> _Exercise directions_:
Can you repeat the entries from the line with "ungroup-icon: ▣ [390, 586, 401, 592]" up to and including the line with "size-position-icon: ◫ [913, 288, 920, 292]", swapping "color-swatch" for "color-chip" and leaving everything else unchanged?

> _Records for the exercise_:
↓↓↓
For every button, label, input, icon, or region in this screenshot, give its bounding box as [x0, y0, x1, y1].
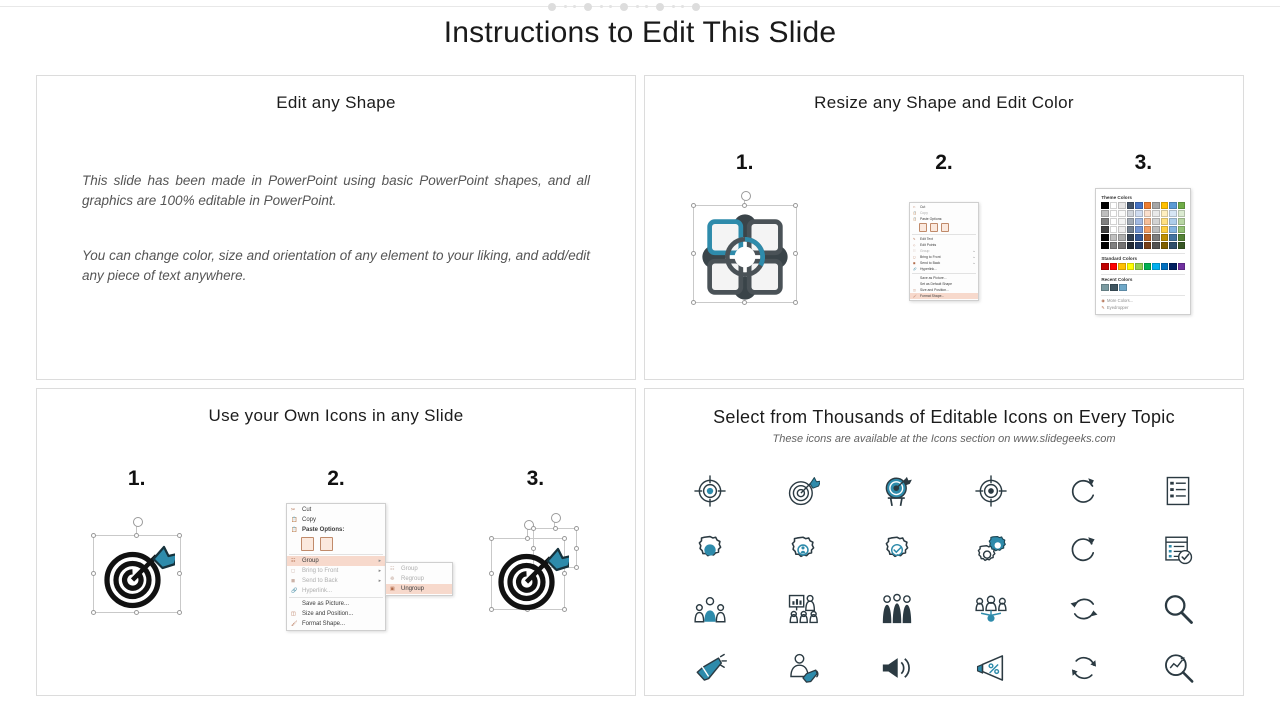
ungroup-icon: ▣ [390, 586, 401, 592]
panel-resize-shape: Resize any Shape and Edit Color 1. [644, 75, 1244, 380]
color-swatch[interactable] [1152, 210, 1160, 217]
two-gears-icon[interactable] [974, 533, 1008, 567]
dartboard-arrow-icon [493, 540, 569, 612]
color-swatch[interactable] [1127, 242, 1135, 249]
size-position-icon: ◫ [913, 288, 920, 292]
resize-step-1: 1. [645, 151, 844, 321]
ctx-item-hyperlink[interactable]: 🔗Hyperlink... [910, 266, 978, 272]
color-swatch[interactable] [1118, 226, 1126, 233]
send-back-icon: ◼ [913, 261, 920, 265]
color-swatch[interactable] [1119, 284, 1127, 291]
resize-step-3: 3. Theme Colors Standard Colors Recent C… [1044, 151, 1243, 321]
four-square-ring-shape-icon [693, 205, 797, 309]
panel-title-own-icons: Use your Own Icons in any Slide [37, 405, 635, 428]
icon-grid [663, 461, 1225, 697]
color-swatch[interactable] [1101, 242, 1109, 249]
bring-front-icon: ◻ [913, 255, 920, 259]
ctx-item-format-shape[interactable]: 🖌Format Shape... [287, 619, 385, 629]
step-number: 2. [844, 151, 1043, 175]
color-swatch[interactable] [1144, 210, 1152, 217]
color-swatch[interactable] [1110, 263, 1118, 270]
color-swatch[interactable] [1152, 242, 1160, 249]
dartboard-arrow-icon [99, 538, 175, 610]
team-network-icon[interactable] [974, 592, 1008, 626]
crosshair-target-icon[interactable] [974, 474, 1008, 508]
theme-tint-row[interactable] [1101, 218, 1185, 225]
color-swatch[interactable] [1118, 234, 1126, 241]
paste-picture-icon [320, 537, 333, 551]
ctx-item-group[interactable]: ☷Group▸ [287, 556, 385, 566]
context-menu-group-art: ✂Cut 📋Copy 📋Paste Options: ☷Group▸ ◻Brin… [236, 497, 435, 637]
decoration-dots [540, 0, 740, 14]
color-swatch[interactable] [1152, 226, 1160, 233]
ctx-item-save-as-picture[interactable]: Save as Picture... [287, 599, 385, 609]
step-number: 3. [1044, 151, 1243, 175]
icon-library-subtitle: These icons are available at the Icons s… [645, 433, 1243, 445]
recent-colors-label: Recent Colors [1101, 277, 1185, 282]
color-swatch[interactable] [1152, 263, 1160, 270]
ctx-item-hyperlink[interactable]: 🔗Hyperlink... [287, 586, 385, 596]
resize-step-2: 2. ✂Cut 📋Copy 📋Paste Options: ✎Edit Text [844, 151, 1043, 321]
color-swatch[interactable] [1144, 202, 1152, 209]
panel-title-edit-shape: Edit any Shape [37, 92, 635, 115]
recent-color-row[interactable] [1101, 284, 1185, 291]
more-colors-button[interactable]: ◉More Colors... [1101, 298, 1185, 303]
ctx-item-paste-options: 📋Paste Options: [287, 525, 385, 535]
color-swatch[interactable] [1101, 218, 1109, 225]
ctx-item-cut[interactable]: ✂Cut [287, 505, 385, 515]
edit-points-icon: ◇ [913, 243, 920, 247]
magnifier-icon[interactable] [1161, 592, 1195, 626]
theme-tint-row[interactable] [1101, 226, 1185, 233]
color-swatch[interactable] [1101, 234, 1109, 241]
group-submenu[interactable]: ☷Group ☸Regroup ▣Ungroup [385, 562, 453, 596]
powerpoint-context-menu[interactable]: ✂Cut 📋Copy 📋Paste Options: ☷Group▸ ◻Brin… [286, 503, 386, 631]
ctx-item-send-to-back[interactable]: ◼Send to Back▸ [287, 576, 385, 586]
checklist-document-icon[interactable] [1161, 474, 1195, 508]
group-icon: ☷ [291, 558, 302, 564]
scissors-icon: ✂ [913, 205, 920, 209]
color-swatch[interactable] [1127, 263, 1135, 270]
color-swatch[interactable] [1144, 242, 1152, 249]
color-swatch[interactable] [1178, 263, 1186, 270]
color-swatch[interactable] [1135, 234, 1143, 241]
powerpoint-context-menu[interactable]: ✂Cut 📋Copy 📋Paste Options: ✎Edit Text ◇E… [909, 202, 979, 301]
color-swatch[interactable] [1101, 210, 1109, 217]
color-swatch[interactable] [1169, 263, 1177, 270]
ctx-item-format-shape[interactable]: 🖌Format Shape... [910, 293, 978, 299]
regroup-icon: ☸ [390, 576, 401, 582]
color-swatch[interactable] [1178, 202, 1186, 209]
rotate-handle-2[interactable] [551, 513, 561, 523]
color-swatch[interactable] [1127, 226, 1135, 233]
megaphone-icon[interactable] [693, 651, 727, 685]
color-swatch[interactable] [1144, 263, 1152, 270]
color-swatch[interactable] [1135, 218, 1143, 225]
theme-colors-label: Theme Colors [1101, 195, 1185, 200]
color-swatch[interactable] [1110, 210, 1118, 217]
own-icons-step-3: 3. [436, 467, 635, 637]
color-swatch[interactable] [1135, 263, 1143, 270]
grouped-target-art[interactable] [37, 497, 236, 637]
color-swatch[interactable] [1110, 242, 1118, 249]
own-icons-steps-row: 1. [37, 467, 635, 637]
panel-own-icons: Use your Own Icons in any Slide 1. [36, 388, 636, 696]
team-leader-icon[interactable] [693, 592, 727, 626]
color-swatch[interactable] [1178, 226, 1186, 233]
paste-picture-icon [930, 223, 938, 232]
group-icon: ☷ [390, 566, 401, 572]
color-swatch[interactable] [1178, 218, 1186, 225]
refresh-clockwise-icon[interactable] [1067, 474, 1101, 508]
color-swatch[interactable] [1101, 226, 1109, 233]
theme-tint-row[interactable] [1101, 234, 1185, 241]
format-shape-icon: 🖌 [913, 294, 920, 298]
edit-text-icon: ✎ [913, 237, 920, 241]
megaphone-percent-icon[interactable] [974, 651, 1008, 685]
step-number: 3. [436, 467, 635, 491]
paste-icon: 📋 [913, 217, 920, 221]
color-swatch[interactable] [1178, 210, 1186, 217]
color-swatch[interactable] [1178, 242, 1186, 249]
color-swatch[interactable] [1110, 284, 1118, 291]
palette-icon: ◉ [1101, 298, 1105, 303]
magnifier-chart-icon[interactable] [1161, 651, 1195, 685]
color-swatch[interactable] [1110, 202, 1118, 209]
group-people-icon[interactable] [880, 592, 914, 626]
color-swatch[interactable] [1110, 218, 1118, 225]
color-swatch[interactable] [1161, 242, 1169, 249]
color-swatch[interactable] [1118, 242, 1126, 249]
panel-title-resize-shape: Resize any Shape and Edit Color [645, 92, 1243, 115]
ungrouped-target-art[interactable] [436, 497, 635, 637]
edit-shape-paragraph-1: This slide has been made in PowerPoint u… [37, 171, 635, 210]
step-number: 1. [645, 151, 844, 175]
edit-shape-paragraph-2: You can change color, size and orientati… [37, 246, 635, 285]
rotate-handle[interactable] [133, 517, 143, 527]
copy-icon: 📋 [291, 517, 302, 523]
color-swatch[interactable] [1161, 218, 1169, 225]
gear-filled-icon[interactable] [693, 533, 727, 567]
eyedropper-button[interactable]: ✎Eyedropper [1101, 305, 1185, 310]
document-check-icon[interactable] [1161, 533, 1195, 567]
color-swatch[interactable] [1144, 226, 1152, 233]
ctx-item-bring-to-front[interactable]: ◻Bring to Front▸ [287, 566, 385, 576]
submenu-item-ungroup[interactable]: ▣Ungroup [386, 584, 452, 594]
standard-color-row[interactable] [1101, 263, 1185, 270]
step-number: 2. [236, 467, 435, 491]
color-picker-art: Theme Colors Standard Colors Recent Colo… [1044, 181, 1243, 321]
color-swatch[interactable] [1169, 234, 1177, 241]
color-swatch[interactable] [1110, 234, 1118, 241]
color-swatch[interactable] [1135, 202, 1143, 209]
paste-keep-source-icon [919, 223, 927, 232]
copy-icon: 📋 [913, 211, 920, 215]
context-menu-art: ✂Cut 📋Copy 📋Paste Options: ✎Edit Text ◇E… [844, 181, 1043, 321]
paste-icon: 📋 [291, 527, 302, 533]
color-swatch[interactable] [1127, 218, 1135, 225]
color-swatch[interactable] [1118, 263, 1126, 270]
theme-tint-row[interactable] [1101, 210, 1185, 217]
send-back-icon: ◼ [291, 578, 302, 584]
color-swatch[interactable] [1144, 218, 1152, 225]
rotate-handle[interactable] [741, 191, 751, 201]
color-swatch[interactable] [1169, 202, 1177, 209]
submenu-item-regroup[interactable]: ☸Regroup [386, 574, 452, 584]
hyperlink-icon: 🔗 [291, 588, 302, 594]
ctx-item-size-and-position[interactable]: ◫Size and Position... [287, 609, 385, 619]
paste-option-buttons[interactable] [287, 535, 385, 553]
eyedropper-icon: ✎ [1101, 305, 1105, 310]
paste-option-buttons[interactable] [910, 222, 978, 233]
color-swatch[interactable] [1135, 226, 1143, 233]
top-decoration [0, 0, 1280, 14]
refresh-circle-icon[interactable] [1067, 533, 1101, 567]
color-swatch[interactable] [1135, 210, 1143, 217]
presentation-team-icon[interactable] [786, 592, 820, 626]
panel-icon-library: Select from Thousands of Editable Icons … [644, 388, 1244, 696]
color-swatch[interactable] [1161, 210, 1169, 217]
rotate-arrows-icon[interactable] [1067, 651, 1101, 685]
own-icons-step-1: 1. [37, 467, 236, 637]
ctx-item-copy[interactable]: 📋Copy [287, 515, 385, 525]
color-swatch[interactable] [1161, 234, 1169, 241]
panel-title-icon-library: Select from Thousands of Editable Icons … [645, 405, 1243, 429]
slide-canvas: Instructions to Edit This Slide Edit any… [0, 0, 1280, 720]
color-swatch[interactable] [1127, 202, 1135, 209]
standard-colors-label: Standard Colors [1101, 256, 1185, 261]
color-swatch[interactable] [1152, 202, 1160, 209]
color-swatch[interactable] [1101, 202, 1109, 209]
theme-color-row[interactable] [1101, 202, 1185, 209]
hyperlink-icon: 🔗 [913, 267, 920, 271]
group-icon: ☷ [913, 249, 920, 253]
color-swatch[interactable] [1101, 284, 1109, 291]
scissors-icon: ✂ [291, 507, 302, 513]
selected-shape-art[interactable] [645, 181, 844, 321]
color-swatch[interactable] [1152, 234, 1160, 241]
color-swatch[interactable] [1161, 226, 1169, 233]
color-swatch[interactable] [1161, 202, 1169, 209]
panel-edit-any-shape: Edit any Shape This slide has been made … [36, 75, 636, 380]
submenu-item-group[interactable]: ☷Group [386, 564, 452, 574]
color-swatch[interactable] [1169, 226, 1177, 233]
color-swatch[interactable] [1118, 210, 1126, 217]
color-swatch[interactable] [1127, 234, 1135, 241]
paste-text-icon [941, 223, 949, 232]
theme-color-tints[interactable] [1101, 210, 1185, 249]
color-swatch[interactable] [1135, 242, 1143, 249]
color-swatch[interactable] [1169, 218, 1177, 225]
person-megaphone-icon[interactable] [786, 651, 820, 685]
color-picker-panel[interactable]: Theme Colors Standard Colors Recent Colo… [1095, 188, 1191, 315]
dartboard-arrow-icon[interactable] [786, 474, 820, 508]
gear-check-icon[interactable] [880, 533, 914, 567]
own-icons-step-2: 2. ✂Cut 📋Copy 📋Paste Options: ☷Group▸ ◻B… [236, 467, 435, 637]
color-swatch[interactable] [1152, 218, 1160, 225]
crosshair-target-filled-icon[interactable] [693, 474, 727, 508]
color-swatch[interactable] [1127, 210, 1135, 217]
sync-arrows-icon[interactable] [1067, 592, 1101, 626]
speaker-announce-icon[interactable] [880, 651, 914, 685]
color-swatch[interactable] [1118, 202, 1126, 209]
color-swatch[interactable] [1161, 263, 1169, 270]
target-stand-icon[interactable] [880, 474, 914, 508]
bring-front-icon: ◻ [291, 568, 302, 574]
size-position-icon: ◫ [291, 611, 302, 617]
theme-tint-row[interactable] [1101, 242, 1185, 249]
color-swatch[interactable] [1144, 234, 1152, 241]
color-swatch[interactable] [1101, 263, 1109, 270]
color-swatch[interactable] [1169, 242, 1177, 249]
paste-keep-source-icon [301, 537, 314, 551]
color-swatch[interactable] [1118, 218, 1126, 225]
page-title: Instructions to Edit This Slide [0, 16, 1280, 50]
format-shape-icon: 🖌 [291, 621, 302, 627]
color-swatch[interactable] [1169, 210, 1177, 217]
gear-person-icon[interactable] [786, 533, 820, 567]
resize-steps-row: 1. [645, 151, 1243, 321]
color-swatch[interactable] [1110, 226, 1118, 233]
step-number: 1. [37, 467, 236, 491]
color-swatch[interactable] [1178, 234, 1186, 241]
↑↑↑
> _Task answer_:
ungroup-icon: ▣ [390, 586, 401, 592]
panel-resize-shape: Resize any Shape and Edit Color 1. [644, 75, 1244, 380]
color-chip[interactable] [1152, 210, 1160, 217]
two-gears-icon[interactable] [974, 533, 1008, 567]
dartboard-arrow-icon [493, 540, 569, 612]
color-chip[interactable] [1127, 242, 1135, 249]
size-position-icon: ◫ [913, 288, 920, 292]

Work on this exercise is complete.